For the entries that follow, state how many lines include the word "inferior", giving the number and nothing else.

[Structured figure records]
--
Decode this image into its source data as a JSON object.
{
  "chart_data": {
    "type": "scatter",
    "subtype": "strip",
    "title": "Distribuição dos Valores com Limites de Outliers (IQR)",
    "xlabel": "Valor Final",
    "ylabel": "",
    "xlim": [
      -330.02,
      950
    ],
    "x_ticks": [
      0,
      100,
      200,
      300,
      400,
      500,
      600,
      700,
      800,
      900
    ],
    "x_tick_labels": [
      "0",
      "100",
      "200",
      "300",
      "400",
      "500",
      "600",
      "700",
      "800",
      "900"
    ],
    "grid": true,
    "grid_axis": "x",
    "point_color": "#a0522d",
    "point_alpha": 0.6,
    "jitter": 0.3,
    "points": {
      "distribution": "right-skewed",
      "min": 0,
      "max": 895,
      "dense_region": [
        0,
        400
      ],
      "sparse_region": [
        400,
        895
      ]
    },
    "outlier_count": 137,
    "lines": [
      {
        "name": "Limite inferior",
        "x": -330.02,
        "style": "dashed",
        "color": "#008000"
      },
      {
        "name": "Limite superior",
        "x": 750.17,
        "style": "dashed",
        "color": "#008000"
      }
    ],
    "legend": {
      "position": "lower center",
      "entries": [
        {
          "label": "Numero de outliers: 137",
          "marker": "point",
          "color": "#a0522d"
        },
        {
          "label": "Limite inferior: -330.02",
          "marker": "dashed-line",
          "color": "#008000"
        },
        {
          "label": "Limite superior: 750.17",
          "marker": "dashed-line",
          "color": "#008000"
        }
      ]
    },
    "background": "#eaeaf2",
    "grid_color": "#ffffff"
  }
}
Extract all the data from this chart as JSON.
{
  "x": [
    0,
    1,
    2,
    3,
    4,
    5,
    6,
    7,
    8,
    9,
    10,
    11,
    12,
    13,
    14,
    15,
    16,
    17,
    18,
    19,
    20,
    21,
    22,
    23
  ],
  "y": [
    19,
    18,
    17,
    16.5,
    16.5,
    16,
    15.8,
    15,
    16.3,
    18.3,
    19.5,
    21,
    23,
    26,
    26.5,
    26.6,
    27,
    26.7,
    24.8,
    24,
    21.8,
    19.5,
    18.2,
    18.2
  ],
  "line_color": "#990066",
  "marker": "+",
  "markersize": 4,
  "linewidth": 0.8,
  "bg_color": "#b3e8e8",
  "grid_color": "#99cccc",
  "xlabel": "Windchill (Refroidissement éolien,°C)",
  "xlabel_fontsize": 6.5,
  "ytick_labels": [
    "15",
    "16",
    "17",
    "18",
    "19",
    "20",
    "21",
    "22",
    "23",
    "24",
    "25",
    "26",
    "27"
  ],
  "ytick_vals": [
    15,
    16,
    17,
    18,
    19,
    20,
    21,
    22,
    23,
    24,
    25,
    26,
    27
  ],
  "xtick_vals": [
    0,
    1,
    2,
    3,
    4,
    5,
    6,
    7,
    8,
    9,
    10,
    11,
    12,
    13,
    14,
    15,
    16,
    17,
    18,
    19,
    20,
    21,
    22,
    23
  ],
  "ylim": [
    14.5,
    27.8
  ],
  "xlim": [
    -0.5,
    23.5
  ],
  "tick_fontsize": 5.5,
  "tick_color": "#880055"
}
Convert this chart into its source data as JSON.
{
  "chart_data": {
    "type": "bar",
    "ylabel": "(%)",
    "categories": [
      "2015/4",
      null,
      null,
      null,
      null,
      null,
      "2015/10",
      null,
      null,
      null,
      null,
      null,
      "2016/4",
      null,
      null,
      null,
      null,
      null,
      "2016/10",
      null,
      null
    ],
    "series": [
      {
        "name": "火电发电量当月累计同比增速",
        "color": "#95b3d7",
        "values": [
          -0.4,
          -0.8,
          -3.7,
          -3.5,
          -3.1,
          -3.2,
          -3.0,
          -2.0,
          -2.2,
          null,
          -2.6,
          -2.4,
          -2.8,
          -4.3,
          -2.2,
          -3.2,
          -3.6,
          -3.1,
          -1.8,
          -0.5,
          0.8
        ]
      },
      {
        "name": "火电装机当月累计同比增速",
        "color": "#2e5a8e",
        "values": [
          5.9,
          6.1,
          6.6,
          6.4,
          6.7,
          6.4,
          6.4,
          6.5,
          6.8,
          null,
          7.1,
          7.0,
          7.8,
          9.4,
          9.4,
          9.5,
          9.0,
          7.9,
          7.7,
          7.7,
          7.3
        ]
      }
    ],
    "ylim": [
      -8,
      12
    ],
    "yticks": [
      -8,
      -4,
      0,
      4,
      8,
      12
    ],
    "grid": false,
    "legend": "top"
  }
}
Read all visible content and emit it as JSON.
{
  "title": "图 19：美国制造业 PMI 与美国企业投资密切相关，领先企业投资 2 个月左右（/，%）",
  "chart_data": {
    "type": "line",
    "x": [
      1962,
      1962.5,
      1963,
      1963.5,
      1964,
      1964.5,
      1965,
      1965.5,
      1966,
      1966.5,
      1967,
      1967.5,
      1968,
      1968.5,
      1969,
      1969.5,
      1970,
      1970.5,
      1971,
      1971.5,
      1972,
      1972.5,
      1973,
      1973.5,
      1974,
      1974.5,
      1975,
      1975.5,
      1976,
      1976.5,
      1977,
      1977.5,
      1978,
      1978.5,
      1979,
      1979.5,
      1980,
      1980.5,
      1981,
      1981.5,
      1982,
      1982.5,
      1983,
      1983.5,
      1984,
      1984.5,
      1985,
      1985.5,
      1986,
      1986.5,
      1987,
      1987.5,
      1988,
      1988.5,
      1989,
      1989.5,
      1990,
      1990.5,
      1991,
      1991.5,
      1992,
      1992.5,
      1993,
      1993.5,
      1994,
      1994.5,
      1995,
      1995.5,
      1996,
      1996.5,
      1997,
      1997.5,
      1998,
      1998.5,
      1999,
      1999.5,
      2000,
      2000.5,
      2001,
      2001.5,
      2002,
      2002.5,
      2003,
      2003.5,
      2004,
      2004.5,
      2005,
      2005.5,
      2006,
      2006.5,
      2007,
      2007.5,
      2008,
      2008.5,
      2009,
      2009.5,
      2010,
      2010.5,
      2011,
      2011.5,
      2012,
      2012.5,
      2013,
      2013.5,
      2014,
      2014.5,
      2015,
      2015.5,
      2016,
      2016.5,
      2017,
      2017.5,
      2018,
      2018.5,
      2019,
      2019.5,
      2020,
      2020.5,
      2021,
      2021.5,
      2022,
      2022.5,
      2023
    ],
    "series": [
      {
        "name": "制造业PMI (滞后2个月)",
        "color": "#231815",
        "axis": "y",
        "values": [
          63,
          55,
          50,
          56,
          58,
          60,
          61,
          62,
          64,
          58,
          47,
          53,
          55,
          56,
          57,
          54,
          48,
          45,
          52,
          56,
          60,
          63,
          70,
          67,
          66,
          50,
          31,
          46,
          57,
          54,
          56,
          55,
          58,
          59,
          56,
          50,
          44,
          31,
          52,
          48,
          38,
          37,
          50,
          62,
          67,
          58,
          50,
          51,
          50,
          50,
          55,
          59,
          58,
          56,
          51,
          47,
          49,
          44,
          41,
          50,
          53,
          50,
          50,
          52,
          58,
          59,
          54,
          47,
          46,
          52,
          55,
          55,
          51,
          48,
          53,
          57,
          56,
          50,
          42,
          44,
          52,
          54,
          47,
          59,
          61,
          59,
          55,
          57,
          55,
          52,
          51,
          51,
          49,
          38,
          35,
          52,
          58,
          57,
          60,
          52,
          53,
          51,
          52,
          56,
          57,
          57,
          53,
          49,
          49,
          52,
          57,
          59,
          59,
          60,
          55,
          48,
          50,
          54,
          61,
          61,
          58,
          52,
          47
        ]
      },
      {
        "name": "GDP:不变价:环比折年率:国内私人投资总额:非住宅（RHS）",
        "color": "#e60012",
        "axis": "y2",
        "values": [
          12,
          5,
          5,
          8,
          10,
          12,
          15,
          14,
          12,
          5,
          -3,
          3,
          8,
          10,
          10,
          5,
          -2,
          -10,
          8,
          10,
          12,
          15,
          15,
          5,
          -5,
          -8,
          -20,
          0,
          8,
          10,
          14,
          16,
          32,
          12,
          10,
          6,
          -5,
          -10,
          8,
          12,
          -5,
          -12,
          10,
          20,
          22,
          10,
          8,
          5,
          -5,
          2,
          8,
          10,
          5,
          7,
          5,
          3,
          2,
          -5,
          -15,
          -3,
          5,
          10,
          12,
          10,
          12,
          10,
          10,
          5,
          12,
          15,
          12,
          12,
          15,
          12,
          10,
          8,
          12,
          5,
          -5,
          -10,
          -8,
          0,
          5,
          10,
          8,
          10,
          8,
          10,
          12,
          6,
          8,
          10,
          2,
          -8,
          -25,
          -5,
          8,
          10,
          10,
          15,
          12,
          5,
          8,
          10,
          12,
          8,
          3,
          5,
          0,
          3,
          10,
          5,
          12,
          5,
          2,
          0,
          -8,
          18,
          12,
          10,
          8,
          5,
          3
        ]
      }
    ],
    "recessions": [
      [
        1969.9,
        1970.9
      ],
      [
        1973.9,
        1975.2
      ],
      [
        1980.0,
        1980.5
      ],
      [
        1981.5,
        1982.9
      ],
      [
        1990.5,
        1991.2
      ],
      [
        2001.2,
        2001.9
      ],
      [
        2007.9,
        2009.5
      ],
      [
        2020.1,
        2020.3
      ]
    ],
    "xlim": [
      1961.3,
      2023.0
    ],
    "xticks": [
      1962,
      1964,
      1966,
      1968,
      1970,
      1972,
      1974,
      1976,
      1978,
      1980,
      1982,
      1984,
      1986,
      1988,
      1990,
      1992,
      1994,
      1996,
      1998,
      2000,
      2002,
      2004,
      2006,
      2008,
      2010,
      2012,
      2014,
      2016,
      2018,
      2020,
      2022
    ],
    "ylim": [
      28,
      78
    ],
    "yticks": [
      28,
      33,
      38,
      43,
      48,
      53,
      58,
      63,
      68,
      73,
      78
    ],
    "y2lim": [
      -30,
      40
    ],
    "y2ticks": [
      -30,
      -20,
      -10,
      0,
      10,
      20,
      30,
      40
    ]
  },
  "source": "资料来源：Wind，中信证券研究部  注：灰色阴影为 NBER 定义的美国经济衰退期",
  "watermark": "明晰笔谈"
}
--
:: RESULT OF THE EXERCISE ::
2